Stored entries
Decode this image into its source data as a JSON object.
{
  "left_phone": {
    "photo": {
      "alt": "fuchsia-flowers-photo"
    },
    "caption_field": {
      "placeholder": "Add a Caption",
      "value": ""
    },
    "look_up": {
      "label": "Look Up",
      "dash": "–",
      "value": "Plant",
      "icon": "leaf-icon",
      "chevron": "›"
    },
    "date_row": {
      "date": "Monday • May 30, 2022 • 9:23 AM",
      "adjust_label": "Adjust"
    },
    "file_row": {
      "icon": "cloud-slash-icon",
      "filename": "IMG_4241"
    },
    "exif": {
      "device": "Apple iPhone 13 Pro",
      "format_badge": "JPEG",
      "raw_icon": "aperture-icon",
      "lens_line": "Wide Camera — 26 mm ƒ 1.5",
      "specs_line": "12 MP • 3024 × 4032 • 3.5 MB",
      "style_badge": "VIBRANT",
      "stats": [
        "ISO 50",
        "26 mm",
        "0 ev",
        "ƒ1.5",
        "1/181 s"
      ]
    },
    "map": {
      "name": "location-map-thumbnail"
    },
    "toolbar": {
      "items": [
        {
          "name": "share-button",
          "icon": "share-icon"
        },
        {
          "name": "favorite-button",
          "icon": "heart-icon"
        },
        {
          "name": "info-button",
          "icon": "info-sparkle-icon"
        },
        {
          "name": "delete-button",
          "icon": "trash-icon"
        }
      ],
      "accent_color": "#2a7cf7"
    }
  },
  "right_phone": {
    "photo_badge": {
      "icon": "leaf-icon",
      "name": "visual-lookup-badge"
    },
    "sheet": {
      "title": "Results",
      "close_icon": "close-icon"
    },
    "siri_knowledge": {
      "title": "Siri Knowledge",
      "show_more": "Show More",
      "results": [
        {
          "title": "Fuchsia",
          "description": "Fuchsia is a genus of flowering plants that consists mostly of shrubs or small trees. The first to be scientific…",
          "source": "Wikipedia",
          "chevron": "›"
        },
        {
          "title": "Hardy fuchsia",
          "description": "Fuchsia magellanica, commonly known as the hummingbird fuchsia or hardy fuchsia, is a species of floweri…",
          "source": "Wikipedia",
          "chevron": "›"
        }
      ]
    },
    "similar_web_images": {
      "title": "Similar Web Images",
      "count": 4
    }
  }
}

WHAT THIS TASK INVOLVES:
Set down all of the data above, word for word.

EXERCISE OUTPUT:
Decode this image into its source data as a JSON object.
{
  "left_phone": {
    "photo": {
      "alt": "fuchsia-flowers-photo"
    },
    "caption_field": {
      "placeholder": "Add a Caption",
      "value": ""
    },
    "look_up": {
      "label": "Look Up",
      "dash": "–",
      "value": "Plant",
      "icon": "leaf-icon",
      "chevron": "›"
    },
    "date_row": {
      "date": "Monday • May 30, 2022 • 9:23 AM",
      "adjust_label": "Adjust"
    },
    "file_row": {
      "icon": "cloud-slash-icon",
      "filename": "IMG_4241"
    },
    "exif": {
      "device": "Apple iPhone 13 Pro",
      "format_badge": "JPEG",
      "raw_icon": "aperture-icon",
      "lens_line": "Wide Camera — 26 mm ƒ 1.5",
      "specs_line": "12 MP • 3024 × 4032 • 3.5 MB",
      "style_badge": "VIBRANT",
      "stats": [
        "ISO 50",
        "26 mm",
        "0 ev",
        "ƒ1.5",
        "1/181 s"
      ]
    },
    "map": {
      "name": "location-map-thumbnail"
    },
    "toolbar": {
      "items": [
        {
          "name": "share-button",
          "icon": "share-icon"
        },
        {
          "name": "favorite-button",
          "icon": "heart-icon"
        },
        {
          "name": "info-button",
          "icon": "info-sparkle-icon"
        },
        {
          "name": "delete-button",
          "icon": "trash-icon"
        }
      ],
      "accent_color": "#2a7cf7"
    }
  },
  "right_phone": {
    "photo_badge": {
      "icon": "leaf-icon",
      "name": "visual-lookup-badge"
    },
    "sheet": {
      "title": "Results",
      "close_icon": "close-icon"
    },
    "siri_knowledge": {
      "title": "Siri Knowledge",
      "show_more": "Show More",
      "results": [
        {
          "title": "Fuchsia",
          "description": "Fuchsia is a genus of flowering plants that consists mostly of shrubs or small trees. The first to be scientific…",
          "source": "Wikipedia",
          "chevron": "›"
        },
        {
          "title": "Hardy fuchsia",
          "description": "Fuchsia magellanica, commonly known as the hummingbird fuchsia or hardy fuchsia, is a species of floweri…",
          "source": "Wikipedia",
          "chevron": "›"
        }
      ]
    },
    "similar_web_images": {
      "title": "Similar Web Images",
      "count": 4
    }
  }
}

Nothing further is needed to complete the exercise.